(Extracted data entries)
..........

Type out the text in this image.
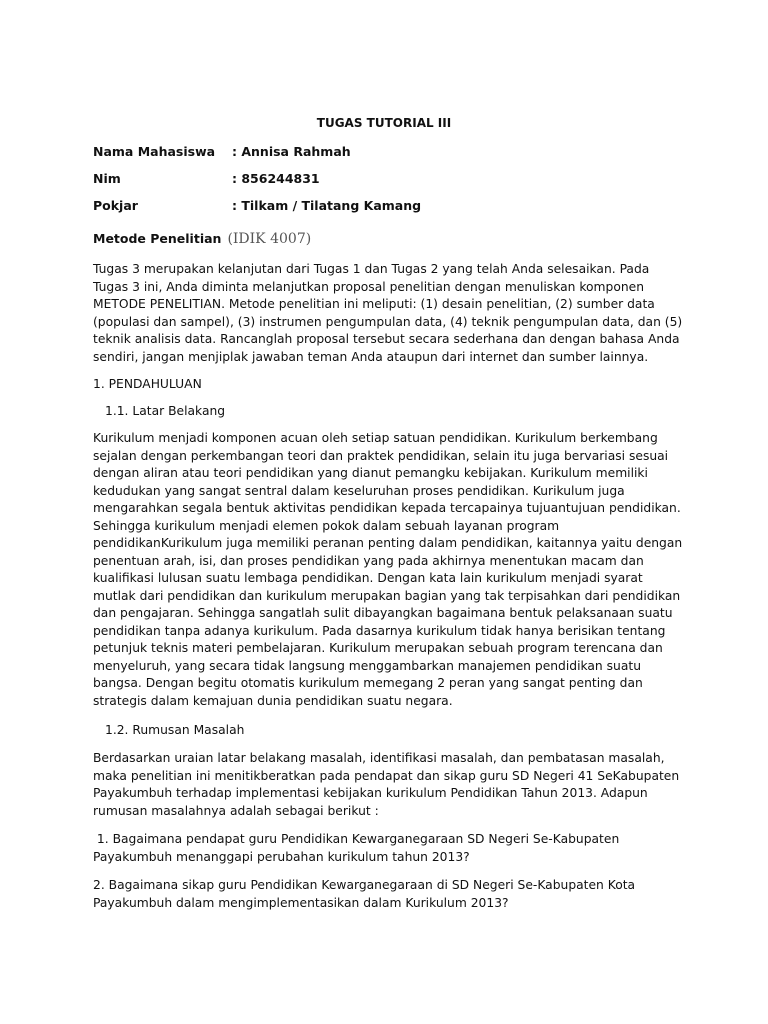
TUGAS TUTORIAL III
Nama Mahasiswa : Annisa Rahmah
Nim	: 856244831
Pokjar	: Tilkam / Tilatang Kamang
Metode Penelitian (IDIK 4007)

Tugas 3 merupakan kelanjutan dari Tugas 1 dan Tugas 2 yang telah Anda selesaikan. Pada Tugas 3 ini, Anda diminta melanjutkan proposal penelitian dengan menuliskan komponen METODE PENELITIAN. Metode penelitian ini meliputi: (1) desain penelitian, (2) sumber data (populasi dan sampel), (3) instrumen pengumpulan data, (4) teknik pengumpulan data, dan (5) teknik analisis data. Rancanglah proposal tersebut secara sederhana dan dengan bahasa Anda sendiri, jangan menjiplak jawaban teman Anda ataupun dari internet dan sumber lainnya.

1. PENDAHULUAN

1.1. Latar Belakang

Kurikulum menjadi komponen acuan oleh setiap satuan pendidikan. Kurikulum berkembang sejalan dengan perkembangan teori dan praktek pendidikan, selain itu juga bervariasi sesuai dengan aliran atau teori pendidikan yang dianut pemangku kebijakan. Kurikulum memiliki kedudukan yang sangat sentral dalam keseluruhan proses pendidikan. Kurikulum juga mengarahkan segala bentuk aktivitas pendidikan kepada tercapainya tujuantujuan pendidikan. Sehingga kurikulum menjadi elemen pokok dalam sebuah layanan program pendidikanKurikulum juga memiliki peranan penting dalam pendidikan, kaitannya yaitu dengan penentuan arah, isi, dan proses pendidikan yang pada akhirnya menentukan macam dan kualifikasi lulusan suatu lembaga pendidikan. Dengan kata lain kurikulum menjadi syarat mutlak dari pendidikan dan kurikulum merupakan bagian yang tak terpisahkan dari pendidikan dan pengajaran. Sehingga sangatlah sulit dibayangkan bagaimana bentuk pelaksanaan suatu pendidikan tanpa adanya kurikulum. Pada dasarnya kurikulum tidak hanya berisikan tentang petunjuk teknis materi pembelajaran. Kurikulum merupakan sebuah program terencana dan menyeluruh, yang secara tidak langsung menggambarkan manajemen pendidikan suatu bangsa. Dengan begitu otomatis kurikulum memegang 2 peran yang sangat penting dan strategis dalam kemajuan dunia pendidikan suatu negara.

1.2. Rumusan Masalah

Berdasarkan uraian latar belakang masalah, identifikasi masalah, dan pembatasan masalah, maka penelitian ini menitikberatkan pada pendapat dan sikap guru SD Negeri 41 SeKabupaten Payakumbuh terhadap implementasi kebijakan kurikulum Pendidikan Tahun 2013. Adapun rumusan masalahnya adalah sebagai berikut :

1. Bagaimana pendapat guru Pendidikan Kewarganegaraan SD Negeri Se-Kabupaten Payakumbuh menanggapi perubahan kurikulum tahun 2013?

2. Bagaimana sikap guru Pendidikan Kewarganegaraan di SD Negeri Se-Kabupaten Kota Payakumbuh dalam mengimplementasikan dalam Kurikulum 2013?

..........

Short task: Every line should be retyped exactly, with the pictures omitted.

Solution to this exercise:
Type out the text in this image.
TUGAS TUTORIAL III
Nama Mahasiswa : Annisa Rahmah
Nim	: 856244831
Pokjar	: Tilkam / Tilatang Kamang
Metode Penelitian (IDIK 4007)

Tugas 3 merupakan kelanjutan dari Tugas 1 dan Tugas 2 yang telah Anda selesaikan. Pada Tugas 3 ini, Anda diminta melanjutkan proposal penelitian dengan menuliskan komponen METODE PENELITIAN. Metode penelitian ini meliputi: (1) desain penelitian, (2) sumber data (populasi dan sampel), (3) instrumen pengumpulan data, (4) teknik pengumpulan data, dan (5) teknik analisis data. Rancanglah proposal tersebut secara sederhana dan dengan bahasa Anda sendiri, jangan menjiplak jawaban teman Anda ataupun dari internet dan sumber lainnya.

1. PENDAHULUAN

1.1. Latar Belakang

Kurikulum menjadi komponen acuan oleh setiap satuan pendidikan. Kurikulum berkembang sejalan dengan perkembangan teori dan praktek pendidikan, selain itu juga bervariasi sesuai dengan aliran atau teori pendidikan yang dianut pemangku kebijakan. Kurikulum memiliki kedudukan yang sangat sentral dalam keseluruhan proses pendidikan. Kurikulum juga mengarahkan segala bentuk aktivitas pendidikan kepada tercapainya tujuantujuan pendidikan. Sehingga kurikulum menjadi elemen pokok dalam sebuah layanan program pendidikanKurikulum juga memiliki peranan penting dalam pendidikan, kaitannya yaitu dengan penentuan arah, isi, dan proses pendidikan yang pada akhirnya menentukan macam dan kualifikasi lulusan suatu lembaga pendidikan. Dengan kata lain kurikulum menjadi syarat mutlak dari pendidikan dan kurikulum merupakan bagian yang tak terpisahkan dari pendidikan dan pengajaran. Sehingga sangatlah sulit dibayangkan bagaimana bentuk pelaksanaan suatu pendidikan tanpa adanya kurikulum. Pada dasarnya kurikulum tidak hanya berisikan tentang petunjuk teknis materi pembelajaran. Kurikulum merupakan sebuah program terencana dan menyeluruh, yang secara tidak langsung menggambarkan manajemen pendidikan suatu bangsa. Dengan begitu otomatis kurikulum memegang 2 peran yang sangat penting dan strategis dalam kemajuan dunia pendidikan suatu negara.

1.2. Rumusan Masalah

Berdasarkan uraian latar belakang masalah, identifikasi masalah, dan pembatasan masalah, maka penelitian ini menitikberatkan pada pendapat dan sikap guru SD Negeri 41 SeKabupaten Payakumbuh terhadap implementasi kebijakan kurikulum Pendidikan Tahun 2013. Adapun rumusan masalahnya adalah sebagai berikut :

1. Bagaimana pendapat guru Pendidikan Kewarganegaraan SD Negeri Se-Kabupaten Payakumbuh menanggapi perubahan kurikulum tahun 2013?

2. Bagaimana sikap guru Pendidikan Kewarganegaraan di SD Negeri Se-Kabupaten Kota Payakumbuh dalam mengimplementasikan dalam Kurikulum 2013?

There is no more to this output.